**Written problem**
Scan the data below and pick out the lines containing the word "largo".

........

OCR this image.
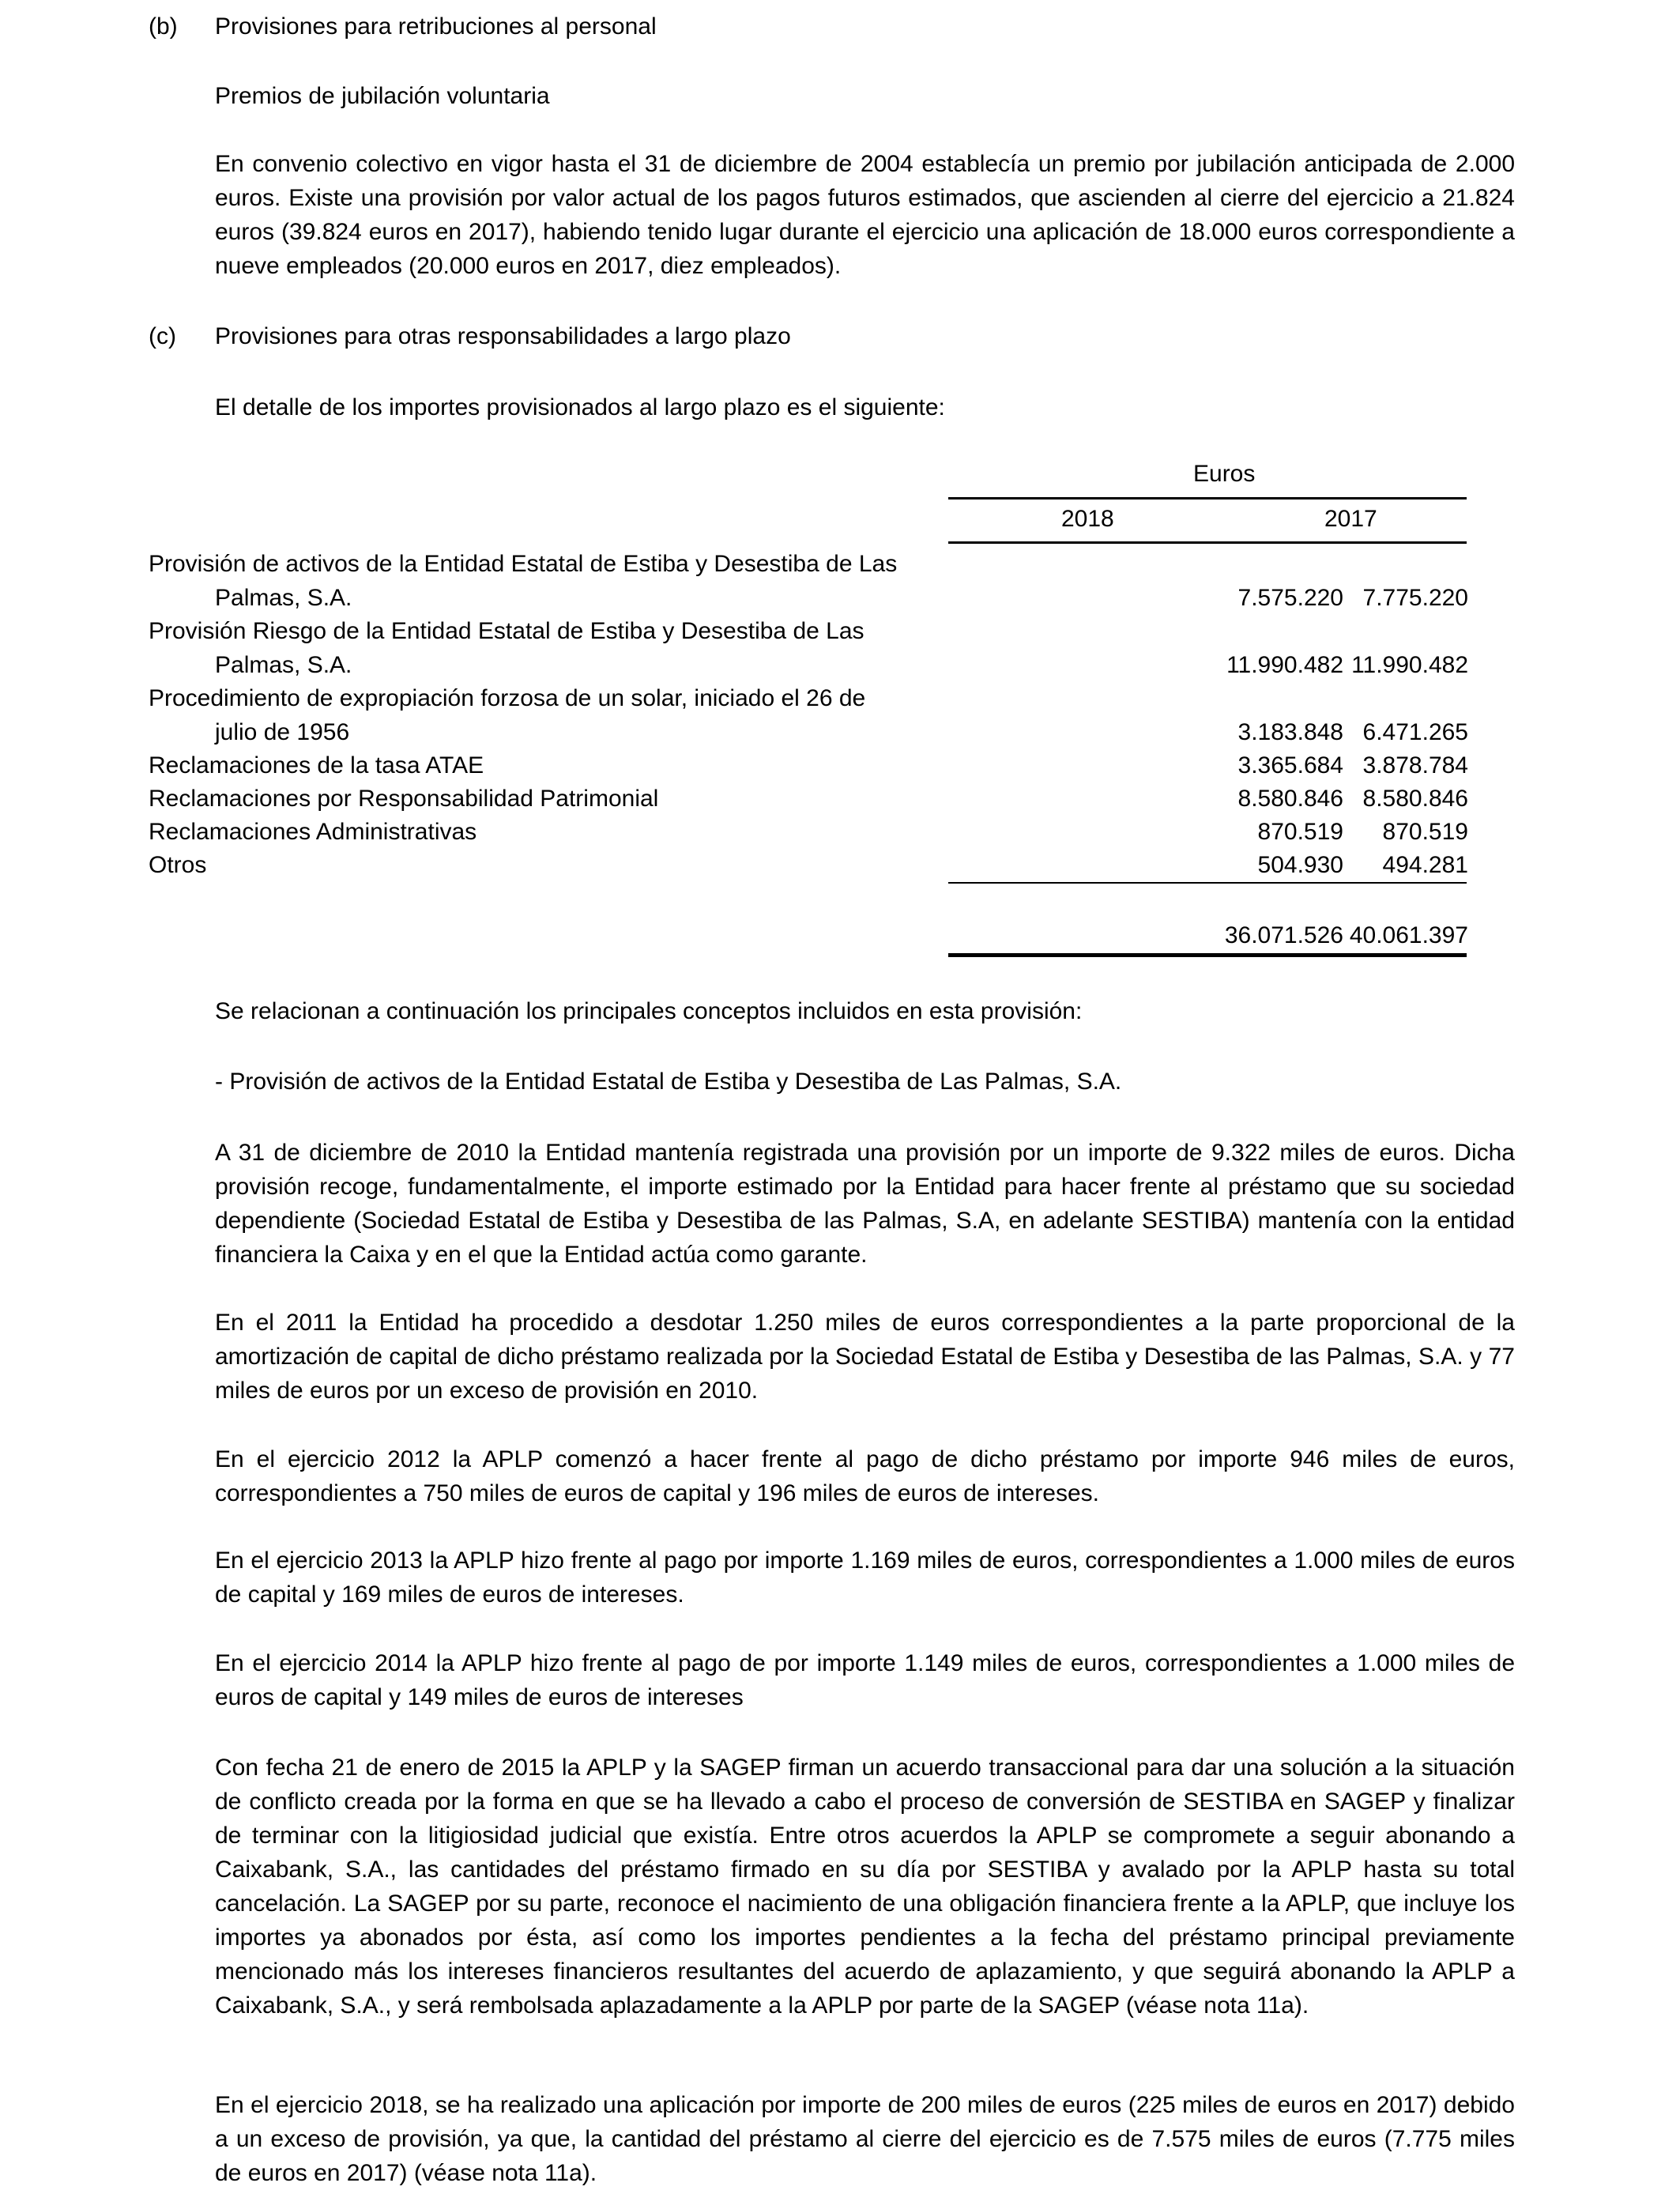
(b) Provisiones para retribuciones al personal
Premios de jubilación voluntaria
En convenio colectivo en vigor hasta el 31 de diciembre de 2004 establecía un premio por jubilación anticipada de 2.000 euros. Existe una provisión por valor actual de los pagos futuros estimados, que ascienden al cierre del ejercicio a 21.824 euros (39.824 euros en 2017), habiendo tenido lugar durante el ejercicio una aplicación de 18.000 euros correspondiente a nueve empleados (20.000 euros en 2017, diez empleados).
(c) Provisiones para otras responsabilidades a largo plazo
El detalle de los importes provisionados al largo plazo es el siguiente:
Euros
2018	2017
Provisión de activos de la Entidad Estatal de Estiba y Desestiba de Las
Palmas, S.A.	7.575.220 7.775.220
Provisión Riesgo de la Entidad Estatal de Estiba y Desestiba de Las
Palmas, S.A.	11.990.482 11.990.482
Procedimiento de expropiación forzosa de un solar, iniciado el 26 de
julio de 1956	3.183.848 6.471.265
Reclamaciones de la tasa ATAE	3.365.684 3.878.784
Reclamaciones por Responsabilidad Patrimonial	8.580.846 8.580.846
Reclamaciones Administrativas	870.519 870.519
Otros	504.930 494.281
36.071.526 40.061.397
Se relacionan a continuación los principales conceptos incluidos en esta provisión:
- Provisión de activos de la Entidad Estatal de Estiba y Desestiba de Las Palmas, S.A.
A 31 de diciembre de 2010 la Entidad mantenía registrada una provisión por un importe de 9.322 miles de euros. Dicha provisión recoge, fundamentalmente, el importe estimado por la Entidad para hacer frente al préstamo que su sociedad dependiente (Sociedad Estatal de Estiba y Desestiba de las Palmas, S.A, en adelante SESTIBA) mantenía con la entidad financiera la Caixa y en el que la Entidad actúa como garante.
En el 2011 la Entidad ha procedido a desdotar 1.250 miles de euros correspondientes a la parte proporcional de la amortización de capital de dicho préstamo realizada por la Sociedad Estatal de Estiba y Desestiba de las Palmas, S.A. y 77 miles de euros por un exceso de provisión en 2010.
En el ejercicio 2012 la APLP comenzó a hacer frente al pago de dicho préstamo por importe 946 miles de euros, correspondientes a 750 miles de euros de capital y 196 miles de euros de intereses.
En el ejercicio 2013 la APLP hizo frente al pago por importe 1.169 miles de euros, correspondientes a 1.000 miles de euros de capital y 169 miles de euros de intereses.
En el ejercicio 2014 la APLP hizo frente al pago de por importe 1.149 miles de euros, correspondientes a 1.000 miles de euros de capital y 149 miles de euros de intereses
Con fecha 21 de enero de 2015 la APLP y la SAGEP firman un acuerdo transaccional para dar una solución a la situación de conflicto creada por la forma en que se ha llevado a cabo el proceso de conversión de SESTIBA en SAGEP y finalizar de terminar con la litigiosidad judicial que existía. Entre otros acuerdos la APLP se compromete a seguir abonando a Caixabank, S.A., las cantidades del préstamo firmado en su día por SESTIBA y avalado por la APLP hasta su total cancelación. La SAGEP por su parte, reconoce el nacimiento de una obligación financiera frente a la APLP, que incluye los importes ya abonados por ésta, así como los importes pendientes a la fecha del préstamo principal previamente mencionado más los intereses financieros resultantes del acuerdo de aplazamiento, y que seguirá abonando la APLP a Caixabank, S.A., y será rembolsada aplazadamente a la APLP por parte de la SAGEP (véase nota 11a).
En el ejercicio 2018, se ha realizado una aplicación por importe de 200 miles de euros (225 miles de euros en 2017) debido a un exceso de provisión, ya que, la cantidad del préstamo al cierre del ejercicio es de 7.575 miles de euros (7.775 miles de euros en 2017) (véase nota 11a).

........

**In response**
(c) Provisiones para otras responsabilidades a largo plazo
El detalle de los importes provisionados al largo plazo es el siguiente:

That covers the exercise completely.